Records supplied —
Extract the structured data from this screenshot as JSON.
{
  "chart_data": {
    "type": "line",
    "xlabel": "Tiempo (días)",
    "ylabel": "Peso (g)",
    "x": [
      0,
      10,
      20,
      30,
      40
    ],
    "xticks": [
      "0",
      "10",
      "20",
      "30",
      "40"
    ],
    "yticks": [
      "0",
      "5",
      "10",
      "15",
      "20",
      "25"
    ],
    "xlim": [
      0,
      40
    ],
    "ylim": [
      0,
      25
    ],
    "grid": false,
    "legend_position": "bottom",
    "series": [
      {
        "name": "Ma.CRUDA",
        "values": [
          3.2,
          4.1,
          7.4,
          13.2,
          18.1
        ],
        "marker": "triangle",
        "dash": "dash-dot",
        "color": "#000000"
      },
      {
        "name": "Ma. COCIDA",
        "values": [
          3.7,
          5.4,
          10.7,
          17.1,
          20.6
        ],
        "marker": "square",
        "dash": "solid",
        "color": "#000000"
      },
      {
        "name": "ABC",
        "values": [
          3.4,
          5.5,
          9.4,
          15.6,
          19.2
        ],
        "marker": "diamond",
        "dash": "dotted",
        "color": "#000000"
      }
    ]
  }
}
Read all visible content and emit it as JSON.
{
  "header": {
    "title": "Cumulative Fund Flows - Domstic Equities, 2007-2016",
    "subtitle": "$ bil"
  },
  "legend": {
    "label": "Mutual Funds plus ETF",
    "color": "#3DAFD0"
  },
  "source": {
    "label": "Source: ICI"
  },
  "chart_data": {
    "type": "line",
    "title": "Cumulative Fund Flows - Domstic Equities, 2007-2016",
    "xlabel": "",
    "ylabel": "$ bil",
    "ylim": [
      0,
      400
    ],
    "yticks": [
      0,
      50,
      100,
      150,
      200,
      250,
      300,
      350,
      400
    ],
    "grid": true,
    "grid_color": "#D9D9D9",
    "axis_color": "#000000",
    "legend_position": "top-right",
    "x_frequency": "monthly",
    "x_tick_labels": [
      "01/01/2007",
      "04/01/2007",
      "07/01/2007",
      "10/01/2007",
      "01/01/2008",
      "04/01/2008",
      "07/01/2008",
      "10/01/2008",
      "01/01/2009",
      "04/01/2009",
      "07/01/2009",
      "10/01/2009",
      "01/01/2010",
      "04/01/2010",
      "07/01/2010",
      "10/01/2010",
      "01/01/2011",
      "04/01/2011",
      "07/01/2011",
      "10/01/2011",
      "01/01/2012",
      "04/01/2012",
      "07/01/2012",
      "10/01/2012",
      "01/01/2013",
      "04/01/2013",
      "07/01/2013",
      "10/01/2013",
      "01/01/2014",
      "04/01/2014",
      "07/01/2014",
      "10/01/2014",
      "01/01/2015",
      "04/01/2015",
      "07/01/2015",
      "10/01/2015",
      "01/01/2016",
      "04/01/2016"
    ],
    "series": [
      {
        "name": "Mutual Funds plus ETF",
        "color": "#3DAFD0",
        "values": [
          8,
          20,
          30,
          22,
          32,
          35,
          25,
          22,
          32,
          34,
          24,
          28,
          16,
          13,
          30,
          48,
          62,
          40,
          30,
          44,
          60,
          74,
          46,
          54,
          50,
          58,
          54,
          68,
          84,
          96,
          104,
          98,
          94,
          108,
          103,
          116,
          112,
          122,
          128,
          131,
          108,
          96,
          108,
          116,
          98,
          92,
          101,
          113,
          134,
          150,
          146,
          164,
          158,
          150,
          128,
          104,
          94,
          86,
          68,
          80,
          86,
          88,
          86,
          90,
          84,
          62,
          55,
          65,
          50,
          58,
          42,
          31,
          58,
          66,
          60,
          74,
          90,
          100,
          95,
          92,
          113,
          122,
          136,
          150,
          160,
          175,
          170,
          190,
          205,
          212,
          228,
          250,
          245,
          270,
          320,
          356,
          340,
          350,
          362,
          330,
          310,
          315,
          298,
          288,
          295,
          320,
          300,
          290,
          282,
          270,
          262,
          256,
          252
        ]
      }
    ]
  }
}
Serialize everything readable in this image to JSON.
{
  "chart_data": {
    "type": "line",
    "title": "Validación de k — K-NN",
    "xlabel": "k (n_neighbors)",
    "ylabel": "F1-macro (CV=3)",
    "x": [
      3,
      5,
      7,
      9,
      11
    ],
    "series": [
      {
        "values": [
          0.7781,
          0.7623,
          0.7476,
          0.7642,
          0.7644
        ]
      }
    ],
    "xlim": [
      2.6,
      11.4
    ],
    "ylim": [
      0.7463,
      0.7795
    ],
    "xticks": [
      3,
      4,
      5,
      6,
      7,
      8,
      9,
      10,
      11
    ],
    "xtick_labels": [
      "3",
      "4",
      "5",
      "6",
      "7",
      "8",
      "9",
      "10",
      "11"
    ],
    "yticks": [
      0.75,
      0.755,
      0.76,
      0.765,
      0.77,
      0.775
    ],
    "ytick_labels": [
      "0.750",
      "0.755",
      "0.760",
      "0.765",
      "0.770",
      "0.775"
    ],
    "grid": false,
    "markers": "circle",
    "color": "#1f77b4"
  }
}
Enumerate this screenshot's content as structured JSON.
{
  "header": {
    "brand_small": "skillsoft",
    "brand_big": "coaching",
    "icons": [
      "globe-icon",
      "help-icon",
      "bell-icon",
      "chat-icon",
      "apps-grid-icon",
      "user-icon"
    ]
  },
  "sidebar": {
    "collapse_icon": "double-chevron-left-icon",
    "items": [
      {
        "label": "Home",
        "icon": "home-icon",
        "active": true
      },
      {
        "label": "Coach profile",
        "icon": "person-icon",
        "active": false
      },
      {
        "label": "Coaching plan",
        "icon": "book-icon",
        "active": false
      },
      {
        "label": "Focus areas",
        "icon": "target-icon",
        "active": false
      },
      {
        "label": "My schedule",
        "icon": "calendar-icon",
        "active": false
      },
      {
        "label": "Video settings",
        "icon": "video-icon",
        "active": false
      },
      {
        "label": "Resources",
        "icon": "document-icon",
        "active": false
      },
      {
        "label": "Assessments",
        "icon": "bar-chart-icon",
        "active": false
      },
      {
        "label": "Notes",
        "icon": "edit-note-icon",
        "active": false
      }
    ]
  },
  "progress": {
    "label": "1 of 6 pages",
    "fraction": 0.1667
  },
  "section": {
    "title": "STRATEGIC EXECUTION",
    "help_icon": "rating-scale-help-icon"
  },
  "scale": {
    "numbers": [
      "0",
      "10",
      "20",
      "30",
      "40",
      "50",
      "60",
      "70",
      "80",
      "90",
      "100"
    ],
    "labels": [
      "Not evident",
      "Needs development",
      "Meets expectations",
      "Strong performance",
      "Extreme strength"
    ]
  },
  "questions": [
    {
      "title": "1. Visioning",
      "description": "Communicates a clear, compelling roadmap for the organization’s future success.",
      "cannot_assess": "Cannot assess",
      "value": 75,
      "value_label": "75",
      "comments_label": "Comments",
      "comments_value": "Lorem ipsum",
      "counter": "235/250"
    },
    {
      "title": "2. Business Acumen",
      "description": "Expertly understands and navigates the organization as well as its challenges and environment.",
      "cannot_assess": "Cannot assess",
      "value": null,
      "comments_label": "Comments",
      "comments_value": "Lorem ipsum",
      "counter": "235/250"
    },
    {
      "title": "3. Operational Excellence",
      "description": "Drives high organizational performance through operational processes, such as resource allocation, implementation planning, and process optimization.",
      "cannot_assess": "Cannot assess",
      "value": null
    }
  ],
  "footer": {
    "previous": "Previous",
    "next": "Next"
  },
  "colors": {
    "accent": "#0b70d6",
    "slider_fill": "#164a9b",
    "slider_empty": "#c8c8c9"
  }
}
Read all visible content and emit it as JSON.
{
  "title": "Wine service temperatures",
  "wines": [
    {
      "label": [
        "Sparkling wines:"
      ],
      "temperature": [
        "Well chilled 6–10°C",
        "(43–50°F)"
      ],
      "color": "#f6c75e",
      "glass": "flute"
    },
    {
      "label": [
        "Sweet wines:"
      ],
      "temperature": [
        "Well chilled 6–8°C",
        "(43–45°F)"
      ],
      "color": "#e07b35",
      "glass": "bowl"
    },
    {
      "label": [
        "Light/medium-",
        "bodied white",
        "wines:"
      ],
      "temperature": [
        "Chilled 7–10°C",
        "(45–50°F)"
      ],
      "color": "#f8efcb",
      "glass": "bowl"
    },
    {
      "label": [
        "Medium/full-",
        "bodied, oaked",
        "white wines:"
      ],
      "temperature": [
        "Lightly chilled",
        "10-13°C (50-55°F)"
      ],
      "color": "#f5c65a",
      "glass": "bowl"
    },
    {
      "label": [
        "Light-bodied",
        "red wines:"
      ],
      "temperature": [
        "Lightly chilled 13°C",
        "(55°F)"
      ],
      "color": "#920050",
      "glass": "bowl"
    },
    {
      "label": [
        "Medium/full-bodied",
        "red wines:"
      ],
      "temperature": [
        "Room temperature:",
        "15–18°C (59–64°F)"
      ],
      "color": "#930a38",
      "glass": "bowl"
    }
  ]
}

Exercise objective — Reproduce every line of the listing above in which the string "Lightly" appears.

The solution —
        "Lightly chilled",
        "Lightly chilled 13°C",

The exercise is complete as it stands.